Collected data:

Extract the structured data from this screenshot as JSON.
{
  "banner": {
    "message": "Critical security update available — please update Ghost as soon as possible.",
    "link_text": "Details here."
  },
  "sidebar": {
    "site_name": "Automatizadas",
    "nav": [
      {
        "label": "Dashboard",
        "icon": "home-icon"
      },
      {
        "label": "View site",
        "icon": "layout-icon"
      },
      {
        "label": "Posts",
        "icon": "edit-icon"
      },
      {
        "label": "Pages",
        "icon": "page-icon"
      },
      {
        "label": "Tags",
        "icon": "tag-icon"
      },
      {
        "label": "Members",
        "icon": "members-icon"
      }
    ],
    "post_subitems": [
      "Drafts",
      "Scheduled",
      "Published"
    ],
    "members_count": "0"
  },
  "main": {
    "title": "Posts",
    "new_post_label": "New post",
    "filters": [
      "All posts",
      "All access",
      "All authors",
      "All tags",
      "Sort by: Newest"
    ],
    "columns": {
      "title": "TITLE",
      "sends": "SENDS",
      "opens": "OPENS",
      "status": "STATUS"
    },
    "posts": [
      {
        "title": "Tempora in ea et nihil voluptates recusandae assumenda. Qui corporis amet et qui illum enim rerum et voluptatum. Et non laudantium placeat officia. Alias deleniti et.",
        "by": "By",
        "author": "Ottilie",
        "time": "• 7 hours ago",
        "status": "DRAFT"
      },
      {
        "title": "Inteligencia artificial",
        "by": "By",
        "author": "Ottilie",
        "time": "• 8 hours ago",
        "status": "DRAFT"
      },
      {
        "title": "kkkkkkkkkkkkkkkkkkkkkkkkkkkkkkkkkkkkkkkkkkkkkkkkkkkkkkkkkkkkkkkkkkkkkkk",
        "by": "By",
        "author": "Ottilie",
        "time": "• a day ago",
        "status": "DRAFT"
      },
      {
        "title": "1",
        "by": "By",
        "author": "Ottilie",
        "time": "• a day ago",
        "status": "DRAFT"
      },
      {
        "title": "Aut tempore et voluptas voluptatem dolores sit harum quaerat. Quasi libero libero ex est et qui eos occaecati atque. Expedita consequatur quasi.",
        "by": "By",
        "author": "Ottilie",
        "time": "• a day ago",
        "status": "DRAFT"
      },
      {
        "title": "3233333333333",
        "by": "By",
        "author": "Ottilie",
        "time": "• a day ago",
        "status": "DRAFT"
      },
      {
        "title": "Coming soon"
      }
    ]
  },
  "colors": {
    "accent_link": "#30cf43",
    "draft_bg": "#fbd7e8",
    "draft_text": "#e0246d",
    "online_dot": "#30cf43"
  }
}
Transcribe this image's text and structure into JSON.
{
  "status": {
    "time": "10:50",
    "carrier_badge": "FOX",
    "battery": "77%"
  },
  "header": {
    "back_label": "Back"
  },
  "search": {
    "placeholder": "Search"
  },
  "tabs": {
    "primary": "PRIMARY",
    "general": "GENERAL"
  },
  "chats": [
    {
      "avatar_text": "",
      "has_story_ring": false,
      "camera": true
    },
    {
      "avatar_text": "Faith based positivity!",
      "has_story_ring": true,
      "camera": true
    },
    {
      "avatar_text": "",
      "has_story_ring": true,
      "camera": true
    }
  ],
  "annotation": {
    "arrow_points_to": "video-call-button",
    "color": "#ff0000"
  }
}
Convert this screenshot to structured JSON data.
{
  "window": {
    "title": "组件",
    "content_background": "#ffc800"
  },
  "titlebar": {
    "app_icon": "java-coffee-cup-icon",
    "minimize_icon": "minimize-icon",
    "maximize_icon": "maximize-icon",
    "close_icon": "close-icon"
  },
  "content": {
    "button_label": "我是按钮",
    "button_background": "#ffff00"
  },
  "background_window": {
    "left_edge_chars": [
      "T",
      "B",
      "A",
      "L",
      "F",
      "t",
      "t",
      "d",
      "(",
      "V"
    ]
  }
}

WORK INSTRUCTIONS: Each line from the one containing "Convert this screenshot" to the final line of the entries above must be returned exactly, and no other line may appear.

COMPLETE ANSWER:
Convert this screenshot to structured JSON data.
{
  "window": {
    "title": "组件",
    "content_background": "#ffc800"
  },
  "titlebar": {
    "app_icon": "java-coffee-cup-icon",
    "minimize_icon": "minimize-icon",
    "maximize_icon": "maximize-icon",
    "close_icon": "close-icon"
  },
  "content": {
    "button_label": "我是按钮",
    "button_background": "#ffff00"
  },
  "background_window": {
    "left_edge_chars": [
      "T",
      "B",
      "A",
      "L",
      "F",
      "t",
      "t",
      "d",
      "(",
      "V"
    ]
  }
}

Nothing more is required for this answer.